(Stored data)
==*==

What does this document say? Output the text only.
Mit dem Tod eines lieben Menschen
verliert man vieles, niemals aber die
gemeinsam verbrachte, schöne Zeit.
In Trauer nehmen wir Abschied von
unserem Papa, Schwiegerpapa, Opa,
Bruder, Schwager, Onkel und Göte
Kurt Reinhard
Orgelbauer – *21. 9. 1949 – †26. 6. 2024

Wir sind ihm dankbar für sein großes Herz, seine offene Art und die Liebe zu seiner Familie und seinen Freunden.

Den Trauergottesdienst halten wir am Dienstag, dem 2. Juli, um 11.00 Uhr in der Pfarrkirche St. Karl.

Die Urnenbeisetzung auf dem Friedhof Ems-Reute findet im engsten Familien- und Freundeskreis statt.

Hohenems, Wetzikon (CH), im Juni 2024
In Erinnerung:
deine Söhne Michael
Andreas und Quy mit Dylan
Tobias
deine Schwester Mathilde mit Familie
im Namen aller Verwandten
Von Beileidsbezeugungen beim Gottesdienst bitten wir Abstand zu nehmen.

==*==

- **Aim**: From the data above, extract every line in its exact form.

- **Exercise answer**:
What does this document say? Output the text only.
Mit dem Tod eines lieben Menschen
verliert man vieles, niemals aber die
gemeinsam verbrachte, schöne Zeit.
In Trauer nehmen wir Abschied von
unserem Papa, Schwiegerpapa, Opa,
Bruder, Schwager, Onkel und Göte
Kurt Reinhard
Orgelbauer – *21. 9. 1949 – †26. 6. 2024

Wir sind ihm dankbar für sein großes Herz, seine offene Art und die Liebe zu seiner Familie und seinen Freunden.

Den Trauergottesdienst halten wir am Dienstag, dem 2. Juli, um 11.00 Uhr in der Pfarrkirche St. Karl.

Die Urnenbeisetzung auf dem Friedhof Ems-Reute findet im engsten Familien- und Freundeskreis statt.

Hohenems, Wetzikon (CH), im Juni 2024
In Erinnerung:
deine Söhne Michael
Andreas und Quy mit Dylan
Tobias
deine Schwester Mathilde mit Familie
im Namen aller Verwandten
Von Beileidsbezeugungen beim Gottesdienst bitten wir Abstand zu nehmen.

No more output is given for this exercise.